Un pont enjambe une rivière et conduit jusqu’au château de Peleş, lové au milieu des forêts de Sinaia. Son intérieur est richement décoré, entre boiseries sombres, lustres imposants, colonnes, statues, marbre et tableaux. La touffeur enivrante et la foule qui louvoie d’une pièce à l’autre donnent le tournis. Après le château de Bran, dépouillé et impassible, Peleş se montre riche et chaleureux. Pour l’anecdote, il fut d’ailleurs le premier château d’Europe à disposer de l’électricité dans les années 1870. La visite du premier étage, beaucoup moins fréquenté, permet de reprendre son souffle et d’entrer davantage dans l’intimité du lieu et de ses pensionnaires. Il était notamment la résidence d’été de la famille royale puis celle du dictateur Ceaușescu.
Une pétillante citadelle
Depuis Braşov, le train file vers l’ouest à travers un délicat tableau champêtre et nous mène à Sighişoara, petit ville inscrite au patrimoine mondial de l’UNESCO. Mélange de cultures latine et byzantine orthodoxe, le centre historique est particulièrement photogénique avec ses maisons basses et ses ruelles tortueuses. Sous nos pieds, les pavés sont plutôt de gros galets lisses qui rendent le chemin inégal et obligent à garder un oeil au sol pour éviter de s’encoubler.

**Exercices:**
- a) Recopiez le passage du récit de voyage en Roumanie qui va de « Un pont enjambe » jusqu'à « du dictateur Ceaușescu. » inclus.
- b) Rédigez la suite du récit de voyage en Roumanie, en commençant juste après sa dernière phrase.

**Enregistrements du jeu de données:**
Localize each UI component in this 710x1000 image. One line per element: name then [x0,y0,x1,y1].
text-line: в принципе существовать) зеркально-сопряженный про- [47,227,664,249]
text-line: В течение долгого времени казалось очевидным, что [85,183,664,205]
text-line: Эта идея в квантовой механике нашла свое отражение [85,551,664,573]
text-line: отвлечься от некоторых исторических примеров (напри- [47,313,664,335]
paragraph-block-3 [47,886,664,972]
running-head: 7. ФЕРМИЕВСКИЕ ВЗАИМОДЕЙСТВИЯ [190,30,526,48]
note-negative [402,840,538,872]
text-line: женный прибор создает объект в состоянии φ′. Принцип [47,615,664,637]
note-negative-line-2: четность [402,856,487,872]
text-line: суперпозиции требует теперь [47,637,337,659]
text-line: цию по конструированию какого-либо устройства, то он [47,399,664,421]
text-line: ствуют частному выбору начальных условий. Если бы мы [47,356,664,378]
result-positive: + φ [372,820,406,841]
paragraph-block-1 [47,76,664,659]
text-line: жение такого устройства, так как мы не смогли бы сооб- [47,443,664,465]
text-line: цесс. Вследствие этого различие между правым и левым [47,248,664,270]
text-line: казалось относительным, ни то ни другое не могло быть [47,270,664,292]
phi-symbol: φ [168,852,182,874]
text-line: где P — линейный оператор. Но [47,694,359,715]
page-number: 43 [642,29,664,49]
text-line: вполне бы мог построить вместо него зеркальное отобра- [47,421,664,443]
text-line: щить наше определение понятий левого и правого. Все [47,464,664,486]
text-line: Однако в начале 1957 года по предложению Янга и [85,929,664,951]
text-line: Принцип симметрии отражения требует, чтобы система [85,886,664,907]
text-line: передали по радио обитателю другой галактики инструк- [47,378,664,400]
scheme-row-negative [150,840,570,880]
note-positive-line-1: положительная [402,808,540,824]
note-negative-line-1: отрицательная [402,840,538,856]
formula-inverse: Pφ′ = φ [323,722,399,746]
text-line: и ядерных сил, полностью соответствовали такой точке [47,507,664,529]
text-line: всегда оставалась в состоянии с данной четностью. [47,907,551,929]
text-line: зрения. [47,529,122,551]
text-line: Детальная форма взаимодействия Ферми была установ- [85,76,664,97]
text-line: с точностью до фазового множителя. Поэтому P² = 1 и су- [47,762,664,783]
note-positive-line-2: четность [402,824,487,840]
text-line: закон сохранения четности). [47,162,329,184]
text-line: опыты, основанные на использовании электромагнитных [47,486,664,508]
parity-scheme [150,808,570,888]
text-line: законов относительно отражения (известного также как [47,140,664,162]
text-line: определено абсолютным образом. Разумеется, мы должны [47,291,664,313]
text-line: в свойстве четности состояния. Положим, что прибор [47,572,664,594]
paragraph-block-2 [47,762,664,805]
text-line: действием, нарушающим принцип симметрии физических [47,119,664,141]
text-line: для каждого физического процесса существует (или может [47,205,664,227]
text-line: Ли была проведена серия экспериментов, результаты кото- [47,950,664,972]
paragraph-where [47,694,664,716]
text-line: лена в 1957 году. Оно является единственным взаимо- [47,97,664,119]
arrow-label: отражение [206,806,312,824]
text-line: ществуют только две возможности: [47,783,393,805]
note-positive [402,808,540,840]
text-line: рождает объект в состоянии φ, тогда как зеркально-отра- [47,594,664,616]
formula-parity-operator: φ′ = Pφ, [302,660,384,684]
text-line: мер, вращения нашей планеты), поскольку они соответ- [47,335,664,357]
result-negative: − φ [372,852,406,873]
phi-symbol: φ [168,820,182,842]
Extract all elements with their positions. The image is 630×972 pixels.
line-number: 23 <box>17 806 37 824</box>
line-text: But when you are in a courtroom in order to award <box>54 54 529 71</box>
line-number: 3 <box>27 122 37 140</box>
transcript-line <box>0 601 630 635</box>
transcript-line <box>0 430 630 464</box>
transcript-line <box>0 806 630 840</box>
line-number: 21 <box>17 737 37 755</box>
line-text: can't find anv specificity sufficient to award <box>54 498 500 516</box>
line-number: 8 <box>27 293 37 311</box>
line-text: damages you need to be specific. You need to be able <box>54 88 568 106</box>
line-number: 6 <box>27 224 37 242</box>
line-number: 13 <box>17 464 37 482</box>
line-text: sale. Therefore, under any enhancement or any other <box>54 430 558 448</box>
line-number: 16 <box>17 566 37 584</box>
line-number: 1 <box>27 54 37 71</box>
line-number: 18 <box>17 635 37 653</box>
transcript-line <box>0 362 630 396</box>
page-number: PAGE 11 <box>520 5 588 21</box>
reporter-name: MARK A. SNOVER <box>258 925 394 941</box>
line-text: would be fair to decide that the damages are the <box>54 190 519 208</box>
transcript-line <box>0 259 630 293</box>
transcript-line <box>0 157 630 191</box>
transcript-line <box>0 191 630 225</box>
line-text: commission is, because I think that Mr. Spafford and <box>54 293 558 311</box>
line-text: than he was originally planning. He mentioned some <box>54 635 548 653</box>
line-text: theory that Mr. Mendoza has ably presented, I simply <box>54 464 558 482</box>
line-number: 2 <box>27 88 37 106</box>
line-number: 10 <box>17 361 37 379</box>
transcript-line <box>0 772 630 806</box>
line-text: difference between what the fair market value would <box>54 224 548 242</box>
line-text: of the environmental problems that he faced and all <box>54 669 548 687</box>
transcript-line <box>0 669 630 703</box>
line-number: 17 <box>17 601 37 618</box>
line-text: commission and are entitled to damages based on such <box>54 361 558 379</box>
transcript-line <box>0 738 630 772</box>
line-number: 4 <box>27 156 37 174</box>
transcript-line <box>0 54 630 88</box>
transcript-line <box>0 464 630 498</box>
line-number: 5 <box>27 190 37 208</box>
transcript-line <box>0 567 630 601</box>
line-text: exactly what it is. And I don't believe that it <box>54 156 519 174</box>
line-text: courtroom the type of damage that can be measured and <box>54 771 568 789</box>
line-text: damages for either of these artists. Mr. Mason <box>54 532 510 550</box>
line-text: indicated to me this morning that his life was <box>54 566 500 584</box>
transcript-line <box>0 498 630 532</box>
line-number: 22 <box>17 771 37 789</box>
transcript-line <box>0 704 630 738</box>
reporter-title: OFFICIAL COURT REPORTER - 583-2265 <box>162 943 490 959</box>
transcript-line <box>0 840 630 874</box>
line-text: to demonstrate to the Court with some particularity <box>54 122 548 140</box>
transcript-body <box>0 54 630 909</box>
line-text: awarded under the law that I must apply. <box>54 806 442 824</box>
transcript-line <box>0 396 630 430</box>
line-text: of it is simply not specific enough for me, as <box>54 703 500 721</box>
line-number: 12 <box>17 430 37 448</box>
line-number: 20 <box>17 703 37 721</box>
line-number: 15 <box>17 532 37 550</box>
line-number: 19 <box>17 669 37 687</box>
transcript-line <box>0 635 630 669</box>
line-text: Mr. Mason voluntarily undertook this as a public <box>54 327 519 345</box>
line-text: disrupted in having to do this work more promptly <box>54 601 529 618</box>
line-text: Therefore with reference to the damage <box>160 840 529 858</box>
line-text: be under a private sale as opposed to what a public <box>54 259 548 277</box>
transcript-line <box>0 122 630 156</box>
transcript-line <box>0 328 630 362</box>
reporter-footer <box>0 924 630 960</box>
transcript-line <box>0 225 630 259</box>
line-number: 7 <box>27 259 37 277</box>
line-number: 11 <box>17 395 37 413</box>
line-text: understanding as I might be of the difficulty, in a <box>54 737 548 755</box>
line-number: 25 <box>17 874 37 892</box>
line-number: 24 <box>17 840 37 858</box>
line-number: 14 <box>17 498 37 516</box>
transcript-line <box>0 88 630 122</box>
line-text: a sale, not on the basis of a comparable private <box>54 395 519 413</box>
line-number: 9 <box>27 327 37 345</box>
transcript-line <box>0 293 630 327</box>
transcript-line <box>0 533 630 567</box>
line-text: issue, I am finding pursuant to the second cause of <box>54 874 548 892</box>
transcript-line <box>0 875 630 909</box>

**Réponses aux exercices:**
- a)
Un pont enjambe une rivière et conduit jusqu’au château de Peleş, lové au milieu des forêts de Sinaia. Son intérieur est richement décoré, entre boiseries sombres, lustres imposants, colonnes, statues, marbre et tableaux. La touffeur enivrante et la foule qui louvoie d’une pièce à l’autre donnent le tournis. Après le château de Bran, dépouillé et impassible, Peleş se montre riche et chaleureux. Pour l’anecdote, il fut d’ailleurs le premier château d’Europe à disposer de l’électricité dans les années 1870. La visite du premier étage, beaucoup moins fréquenté, permet de reprendre son souffle et d’entrer davantage dans l’intimité du lieu et de ses pensionnaires. Il était notamment la résidence d’été de la famille royale puis celle du dictateur Ceaușescu.

- b)
La vue depuis la Tour de l’Horloge, vaut vraiment la peine. Avant d’atteindre le sommet, on parcourt le musée historique qui se déploie dans les étages de la tour. On s’épargne la visite de l’église de la colline – peu intéressante – pour admirer l’escalier couvert en bois qui y conduit. Construit au 17e siècle, l’ouvrage permettait aux élèves de rejoindre l’école située au sommet de la citadelle y compris lors de fortes neiges. La visite se termine sur l’une des nombreuses terrasses qui invitent à une pause bien méritée. C’est l’occasion de déguster les papanaşi, dessert roumain composé de beignets servis avec de la crème et de la confiture de myrtille. Délicieux mais très copieux.
Où les maisons ont des yeux
Le périple se poursuit vers la ville suivante, située à une centaine de kilomètres de Sighişoara. Les colons allemands qui la fondèrent au 12e siècle l’appelèrent Hermannstadt mais c’est plutôt sous le nom de Sibiu qu’on la connaît aujourd’hui. La petite ville séduit par ses façades somptueuses aux teintes audacieuses. Entourées d’édifices remarquables, la Grande Place et la Petite Place forment le centre historique. On commence par se délester de deux lei (environ 40 centimes) pour grimper dans la Tour du Conseil et profiter du meilleur coup d’oeil possible sur la ville.
De retour sur la terre ferme, on arpente la Petite Place en admirant l’imposante église évangélique, dont la construction a duré plus de deux siècles. En remarquant son toit bariolé, on profite d’avoir la tête levée pour s’arrêter sur les fameux «yeux de Sibiu». Ces fenêtres creusées dans les toits qui permettaient de ventiler les greniers donnent aujourd’hui un caractère espiègle au décor.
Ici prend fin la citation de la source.